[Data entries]
########

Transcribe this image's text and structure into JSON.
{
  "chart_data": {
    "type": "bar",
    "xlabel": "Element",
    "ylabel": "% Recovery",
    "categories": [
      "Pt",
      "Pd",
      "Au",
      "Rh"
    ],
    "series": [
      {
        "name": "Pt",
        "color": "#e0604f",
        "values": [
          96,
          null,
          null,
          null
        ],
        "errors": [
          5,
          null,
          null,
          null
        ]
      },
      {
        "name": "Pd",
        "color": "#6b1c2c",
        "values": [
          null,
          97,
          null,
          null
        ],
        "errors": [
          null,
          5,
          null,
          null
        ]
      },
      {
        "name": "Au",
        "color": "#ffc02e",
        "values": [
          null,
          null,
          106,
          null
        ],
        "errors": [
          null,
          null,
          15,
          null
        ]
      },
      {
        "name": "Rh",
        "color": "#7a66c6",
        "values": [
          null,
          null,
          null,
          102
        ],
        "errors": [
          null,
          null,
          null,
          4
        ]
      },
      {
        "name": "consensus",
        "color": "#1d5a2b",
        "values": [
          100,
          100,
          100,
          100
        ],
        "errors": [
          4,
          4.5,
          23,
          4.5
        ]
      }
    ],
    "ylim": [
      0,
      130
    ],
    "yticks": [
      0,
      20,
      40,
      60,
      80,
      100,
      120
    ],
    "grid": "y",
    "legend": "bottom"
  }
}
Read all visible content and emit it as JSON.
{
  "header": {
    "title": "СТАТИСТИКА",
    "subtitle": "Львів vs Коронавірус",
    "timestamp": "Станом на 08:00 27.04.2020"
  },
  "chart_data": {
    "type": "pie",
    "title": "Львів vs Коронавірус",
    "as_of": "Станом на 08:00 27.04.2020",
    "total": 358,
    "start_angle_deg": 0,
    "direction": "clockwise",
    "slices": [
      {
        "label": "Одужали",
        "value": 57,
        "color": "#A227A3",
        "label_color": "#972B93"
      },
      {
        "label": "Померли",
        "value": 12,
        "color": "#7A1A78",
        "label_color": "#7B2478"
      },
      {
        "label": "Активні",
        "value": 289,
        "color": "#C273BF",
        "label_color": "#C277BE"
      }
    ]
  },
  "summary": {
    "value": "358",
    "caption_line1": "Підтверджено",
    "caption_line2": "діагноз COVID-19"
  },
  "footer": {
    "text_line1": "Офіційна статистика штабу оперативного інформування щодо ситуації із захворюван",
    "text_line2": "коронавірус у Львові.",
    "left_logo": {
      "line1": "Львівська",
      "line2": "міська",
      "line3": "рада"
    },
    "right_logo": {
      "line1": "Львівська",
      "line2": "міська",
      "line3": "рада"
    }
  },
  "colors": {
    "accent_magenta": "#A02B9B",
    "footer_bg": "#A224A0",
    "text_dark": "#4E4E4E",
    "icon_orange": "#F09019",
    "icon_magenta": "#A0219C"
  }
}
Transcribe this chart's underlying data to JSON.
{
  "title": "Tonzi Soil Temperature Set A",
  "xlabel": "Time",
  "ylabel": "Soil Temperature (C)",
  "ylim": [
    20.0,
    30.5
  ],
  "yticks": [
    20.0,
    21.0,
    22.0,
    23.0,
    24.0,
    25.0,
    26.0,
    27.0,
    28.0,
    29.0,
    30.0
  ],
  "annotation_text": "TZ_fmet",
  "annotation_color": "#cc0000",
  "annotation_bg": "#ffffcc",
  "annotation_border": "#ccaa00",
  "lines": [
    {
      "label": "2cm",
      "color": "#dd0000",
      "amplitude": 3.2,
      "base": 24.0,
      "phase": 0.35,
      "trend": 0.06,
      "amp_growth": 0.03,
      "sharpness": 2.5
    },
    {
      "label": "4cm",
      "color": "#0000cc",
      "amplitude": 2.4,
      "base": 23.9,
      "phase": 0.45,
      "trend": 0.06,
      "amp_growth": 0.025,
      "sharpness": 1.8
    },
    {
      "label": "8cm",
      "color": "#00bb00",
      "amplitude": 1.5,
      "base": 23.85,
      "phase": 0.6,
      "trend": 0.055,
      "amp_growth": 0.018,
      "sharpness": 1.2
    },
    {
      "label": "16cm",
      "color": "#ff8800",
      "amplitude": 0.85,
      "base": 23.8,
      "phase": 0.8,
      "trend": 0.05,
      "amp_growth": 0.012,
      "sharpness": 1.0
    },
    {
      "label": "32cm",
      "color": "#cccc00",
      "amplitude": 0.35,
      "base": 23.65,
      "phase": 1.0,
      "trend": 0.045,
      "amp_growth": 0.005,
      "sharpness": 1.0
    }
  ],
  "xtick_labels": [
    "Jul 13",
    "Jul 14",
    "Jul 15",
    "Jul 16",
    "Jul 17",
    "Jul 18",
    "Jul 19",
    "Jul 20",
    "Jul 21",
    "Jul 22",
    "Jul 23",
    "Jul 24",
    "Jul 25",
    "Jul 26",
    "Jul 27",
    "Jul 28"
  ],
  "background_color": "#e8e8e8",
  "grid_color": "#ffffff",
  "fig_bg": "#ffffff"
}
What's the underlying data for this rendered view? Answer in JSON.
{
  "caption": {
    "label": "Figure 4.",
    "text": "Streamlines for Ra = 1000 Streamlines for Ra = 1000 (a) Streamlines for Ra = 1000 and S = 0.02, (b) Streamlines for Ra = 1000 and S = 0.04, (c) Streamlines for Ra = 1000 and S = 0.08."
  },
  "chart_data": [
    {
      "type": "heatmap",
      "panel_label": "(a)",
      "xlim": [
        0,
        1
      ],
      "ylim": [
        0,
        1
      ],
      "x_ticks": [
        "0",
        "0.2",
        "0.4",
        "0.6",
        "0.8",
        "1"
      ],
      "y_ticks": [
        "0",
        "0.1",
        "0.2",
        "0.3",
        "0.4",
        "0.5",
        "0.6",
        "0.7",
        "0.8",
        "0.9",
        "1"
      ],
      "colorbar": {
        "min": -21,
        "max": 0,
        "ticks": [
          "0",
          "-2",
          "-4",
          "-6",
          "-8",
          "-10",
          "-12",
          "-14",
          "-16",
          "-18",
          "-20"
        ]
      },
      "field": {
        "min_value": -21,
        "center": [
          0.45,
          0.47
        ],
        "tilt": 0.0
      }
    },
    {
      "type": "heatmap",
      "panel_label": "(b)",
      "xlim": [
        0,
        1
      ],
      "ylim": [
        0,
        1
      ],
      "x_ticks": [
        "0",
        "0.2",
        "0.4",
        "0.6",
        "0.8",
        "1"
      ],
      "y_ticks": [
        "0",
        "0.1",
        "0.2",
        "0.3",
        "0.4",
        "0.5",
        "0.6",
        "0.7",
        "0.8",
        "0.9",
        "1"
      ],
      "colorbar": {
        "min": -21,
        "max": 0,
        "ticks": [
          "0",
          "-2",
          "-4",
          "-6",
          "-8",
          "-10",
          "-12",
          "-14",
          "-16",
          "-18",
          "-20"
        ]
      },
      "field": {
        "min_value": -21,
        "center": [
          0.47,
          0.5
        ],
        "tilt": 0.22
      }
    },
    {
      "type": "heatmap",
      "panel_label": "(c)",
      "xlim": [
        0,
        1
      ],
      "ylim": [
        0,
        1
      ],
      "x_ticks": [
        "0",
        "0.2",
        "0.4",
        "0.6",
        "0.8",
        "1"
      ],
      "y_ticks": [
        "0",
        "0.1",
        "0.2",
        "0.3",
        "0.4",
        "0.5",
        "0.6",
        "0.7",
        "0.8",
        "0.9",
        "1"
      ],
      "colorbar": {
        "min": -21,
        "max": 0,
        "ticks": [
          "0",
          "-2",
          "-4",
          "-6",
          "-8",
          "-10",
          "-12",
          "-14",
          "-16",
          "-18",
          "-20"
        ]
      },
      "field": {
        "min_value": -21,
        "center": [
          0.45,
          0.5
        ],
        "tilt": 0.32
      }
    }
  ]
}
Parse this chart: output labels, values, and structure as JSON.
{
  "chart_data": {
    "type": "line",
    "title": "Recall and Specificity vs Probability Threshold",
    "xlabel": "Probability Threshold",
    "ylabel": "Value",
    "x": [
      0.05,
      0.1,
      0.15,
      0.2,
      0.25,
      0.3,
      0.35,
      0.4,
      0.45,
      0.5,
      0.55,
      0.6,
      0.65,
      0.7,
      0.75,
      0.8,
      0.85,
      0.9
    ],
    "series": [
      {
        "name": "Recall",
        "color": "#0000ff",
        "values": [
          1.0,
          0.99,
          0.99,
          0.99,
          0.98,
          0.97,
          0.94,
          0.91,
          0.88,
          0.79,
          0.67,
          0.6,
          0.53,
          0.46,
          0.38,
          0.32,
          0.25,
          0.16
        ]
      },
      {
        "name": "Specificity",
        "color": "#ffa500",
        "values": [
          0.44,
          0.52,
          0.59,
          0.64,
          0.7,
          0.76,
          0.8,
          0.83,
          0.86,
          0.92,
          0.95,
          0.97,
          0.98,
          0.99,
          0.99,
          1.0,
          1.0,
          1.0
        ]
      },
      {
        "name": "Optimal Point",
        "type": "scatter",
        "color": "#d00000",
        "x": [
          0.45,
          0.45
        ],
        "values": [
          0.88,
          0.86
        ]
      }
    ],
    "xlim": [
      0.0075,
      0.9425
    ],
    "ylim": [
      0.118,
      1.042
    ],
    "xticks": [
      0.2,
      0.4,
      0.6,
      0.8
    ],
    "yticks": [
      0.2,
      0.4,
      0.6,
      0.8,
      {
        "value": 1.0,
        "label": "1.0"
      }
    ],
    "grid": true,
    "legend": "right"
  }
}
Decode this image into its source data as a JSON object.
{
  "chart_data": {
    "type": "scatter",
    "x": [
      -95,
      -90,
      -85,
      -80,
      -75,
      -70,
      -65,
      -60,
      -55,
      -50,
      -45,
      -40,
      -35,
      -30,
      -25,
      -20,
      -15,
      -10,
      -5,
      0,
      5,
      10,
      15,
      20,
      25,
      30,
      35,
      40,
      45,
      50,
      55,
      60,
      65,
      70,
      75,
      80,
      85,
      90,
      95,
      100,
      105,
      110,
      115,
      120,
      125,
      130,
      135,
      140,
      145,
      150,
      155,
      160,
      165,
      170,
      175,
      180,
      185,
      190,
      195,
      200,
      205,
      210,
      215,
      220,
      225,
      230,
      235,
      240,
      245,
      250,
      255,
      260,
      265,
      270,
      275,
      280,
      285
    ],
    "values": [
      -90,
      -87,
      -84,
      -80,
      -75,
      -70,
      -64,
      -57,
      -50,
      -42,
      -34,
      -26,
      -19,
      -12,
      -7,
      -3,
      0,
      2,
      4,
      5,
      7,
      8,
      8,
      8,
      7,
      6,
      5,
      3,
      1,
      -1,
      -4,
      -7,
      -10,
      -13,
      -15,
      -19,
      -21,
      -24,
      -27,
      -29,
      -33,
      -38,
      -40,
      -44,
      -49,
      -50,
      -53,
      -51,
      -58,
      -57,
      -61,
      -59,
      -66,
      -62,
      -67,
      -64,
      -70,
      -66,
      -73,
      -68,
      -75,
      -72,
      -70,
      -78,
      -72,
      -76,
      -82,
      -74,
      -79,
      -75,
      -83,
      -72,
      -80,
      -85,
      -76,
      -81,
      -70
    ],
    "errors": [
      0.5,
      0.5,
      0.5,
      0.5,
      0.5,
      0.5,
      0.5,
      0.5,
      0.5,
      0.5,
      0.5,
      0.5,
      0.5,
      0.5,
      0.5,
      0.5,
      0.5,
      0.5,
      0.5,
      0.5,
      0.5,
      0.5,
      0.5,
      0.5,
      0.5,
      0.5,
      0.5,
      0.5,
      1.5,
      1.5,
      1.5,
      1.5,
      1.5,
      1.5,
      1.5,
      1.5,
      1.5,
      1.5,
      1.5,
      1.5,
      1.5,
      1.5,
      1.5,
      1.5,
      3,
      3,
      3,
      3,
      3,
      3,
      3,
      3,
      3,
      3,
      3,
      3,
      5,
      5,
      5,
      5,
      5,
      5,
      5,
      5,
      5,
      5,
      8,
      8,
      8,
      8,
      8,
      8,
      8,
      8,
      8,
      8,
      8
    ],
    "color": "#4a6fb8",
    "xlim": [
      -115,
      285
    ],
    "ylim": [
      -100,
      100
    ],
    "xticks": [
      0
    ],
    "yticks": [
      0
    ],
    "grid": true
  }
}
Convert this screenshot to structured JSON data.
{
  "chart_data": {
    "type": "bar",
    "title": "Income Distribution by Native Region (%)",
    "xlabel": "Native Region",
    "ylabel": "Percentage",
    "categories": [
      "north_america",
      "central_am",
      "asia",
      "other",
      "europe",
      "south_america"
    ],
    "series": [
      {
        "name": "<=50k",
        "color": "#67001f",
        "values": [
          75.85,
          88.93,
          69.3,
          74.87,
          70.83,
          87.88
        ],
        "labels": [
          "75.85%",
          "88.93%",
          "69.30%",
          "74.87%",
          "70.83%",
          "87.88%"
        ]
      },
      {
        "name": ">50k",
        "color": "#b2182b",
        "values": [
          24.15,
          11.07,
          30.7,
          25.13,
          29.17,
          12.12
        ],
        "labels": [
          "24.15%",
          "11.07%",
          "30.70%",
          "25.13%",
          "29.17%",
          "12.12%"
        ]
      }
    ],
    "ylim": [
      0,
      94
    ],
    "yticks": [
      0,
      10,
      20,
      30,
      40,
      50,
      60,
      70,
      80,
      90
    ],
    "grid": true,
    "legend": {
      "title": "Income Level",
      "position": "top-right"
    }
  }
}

########

Work required: Filter the data, keeping only the lines that contain "Recall".

Exercise answer:
    "title": "Recall and Specificity vs Probability Threshold",
        "name": "Recall",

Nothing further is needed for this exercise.